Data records
------------------------------------

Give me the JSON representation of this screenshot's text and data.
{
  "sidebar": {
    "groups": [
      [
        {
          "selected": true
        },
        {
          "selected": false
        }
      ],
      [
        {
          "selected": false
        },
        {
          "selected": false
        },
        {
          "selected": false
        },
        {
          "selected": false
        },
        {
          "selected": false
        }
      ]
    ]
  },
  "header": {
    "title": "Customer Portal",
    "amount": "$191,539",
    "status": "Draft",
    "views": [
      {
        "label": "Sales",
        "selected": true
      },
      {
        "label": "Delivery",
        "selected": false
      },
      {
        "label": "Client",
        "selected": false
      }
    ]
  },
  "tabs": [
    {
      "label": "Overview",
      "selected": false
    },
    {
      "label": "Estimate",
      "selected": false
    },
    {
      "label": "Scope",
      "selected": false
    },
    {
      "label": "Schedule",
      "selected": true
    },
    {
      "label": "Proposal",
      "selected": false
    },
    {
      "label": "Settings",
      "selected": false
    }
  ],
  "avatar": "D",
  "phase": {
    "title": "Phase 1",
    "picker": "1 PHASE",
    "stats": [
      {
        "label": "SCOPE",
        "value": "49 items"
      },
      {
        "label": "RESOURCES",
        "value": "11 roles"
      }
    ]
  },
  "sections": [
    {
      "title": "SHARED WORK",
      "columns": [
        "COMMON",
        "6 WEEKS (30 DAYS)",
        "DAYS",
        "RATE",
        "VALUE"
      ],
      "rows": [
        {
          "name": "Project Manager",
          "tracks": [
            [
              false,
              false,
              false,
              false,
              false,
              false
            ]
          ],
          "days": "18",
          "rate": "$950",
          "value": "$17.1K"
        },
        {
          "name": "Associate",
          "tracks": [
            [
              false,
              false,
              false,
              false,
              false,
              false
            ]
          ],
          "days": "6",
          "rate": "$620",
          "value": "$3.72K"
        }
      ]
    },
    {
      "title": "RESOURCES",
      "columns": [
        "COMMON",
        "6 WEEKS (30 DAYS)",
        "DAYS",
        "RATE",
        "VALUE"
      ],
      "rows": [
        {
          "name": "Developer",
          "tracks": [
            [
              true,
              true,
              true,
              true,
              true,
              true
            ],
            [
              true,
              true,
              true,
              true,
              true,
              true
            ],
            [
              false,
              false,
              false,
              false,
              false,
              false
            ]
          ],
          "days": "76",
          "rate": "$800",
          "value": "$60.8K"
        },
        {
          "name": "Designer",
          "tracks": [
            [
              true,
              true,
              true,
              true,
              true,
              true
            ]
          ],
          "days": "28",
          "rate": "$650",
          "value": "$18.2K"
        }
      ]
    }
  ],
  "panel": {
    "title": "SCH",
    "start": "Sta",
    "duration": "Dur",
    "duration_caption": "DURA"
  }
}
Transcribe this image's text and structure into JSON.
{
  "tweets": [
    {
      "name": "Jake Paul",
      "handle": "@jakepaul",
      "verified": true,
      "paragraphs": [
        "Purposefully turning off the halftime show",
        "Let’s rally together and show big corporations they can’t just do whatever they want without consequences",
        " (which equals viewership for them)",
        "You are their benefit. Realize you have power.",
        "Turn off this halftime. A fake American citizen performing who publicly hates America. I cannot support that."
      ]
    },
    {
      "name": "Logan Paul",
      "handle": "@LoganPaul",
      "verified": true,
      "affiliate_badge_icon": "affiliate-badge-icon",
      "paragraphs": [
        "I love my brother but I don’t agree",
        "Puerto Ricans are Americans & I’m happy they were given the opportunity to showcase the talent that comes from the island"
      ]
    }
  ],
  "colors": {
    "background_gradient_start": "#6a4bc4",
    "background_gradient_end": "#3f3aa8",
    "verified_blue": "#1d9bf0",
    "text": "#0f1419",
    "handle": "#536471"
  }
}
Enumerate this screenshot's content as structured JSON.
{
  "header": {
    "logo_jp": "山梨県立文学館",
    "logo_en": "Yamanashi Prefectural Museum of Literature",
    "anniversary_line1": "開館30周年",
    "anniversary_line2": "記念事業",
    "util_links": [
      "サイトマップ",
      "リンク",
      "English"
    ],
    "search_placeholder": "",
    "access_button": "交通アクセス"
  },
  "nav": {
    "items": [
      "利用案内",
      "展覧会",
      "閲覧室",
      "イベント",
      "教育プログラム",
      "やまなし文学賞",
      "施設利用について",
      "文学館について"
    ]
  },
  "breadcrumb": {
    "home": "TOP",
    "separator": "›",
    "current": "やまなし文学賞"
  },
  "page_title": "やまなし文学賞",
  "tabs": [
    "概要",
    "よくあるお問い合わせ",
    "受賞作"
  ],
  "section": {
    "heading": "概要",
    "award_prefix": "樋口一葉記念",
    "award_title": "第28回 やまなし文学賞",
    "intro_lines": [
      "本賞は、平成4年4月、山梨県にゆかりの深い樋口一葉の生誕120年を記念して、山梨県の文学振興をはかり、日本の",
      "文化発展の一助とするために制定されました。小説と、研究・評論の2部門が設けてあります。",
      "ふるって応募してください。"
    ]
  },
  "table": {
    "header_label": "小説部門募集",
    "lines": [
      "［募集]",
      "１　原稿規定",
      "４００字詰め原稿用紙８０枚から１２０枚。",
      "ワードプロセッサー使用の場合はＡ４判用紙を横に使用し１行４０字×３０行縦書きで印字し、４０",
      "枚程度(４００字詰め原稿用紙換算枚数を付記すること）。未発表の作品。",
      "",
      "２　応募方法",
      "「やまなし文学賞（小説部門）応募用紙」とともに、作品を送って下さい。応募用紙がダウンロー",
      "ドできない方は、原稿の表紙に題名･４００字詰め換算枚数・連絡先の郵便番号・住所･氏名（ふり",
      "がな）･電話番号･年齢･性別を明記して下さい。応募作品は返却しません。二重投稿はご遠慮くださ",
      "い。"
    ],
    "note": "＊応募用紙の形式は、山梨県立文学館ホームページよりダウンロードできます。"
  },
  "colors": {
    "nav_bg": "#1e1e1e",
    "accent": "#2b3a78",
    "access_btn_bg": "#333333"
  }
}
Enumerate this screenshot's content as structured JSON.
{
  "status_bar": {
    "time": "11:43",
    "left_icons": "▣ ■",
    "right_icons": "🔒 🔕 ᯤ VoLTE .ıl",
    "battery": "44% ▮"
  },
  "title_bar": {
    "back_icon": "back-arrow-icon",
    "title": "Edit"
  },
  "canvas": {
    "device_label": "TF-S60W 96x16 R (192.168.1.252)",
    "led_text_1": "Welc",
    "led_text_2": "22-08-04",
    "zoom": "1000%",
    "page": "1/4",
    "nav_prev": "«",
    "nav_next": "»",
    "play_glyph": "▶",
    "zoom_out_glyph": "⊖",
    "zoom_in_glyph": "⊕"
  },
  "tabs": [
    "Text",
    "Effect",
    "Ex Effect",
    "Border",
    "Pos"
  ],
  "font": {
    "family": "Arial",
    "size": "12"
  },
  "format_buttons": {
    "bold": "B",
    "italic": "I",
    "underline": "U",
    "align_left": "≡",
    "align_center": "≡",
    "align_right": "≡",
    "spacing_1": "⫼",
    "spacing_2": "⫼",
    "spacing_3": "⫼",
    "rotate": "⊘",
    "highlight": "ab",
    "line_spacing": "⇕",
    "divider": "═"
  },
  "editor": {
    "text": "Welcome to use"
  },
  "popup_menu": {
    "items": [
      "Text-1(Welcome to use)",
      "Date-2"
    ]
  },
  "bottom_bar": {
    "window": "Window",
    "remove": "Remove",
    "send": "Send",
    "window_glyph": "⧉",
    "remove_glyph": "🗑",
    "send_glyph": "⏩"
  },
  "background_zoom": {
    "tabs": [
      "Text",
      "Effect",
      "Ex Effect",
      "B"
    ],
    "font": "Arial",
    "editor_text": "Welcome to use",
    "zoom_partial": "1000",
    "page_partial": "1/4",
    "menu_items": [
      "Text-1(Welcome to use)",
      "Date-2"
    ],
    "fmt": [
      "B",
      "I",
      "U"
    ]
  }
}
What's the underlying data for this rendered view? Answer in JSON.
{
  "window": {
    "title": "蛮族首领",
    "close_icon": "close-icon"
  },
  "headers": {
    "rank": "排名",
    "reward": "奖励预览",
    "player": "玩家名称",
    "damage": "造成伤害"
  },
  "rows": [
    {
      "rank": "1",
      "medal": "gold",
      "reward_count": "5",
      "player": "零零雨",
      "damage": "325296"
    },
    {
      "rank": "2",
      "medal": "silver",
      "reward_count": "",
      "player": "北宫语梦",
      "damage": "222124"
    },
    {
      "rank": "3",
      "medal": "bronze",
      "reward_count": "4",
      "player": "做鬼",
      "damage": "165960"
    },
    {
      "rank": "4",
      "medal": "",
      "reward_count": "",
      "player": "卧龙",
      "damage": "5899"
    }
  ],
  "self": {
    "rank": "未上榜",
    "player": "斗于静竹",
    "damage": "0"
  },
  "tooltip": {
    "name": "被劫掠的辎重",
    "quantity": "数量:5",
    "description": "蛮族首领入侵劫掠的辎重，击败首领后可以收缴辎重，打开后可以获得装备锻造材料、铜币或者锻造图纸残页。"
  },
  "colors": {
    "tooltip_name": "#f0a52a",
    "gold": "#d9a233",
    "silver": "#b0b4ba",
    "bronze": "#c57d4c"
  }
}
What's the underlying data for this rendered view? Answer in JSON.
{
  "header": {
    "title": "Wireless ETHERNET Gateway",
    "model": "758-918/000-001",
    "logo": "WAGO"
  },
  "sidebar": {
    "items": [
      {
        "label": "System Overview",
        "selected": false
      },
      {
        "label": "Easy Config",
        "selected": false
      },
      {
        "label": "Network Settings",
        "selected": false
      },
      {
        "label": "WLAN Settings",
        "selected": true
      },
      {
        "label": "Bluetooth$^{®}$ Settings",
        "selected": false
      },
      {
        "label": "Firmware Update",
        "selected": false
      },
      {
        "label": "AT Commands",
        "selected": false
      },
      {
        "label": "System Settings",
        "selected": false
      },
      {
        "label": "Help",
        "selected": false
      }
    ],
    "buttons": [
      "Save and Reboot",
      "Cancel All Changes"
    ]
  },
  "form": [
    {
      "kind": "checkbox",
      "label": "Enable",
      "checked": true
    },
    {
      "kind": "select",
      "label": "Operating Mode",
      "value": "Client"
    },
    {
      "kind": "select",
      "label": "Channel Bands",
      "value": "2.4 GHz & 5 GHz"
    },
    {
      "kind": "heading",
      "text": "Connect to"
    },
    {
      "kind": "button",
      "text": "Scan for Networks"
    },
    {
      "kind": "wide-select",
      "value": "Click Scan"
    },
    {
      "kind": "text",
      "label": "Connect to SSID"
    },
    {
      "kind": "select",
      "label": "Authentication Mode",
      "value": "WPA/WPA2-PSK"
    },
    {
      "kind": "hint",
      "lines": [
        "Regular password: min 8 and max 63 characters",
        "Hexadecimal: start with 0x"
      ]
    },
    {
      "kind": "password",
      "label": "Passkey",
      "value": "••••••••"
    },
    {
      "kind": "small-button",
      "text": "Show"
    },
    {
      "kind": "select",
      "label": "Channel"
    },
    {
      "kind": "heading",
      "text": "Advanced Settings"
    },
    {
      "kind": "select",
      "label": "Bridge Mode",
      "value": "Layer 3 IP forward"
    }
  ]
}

------------------------------------

▶ _Do this_
Search the entries for the string "they" and collect each line that has it.

▶ _Expected answer_
        "Let’s rally together and show big corporations they can’t just do whatever they want without consequences",
        "Puerto Ricans are Americans & I’m happy they were given the opportunity to showcase the talent that comes from the island"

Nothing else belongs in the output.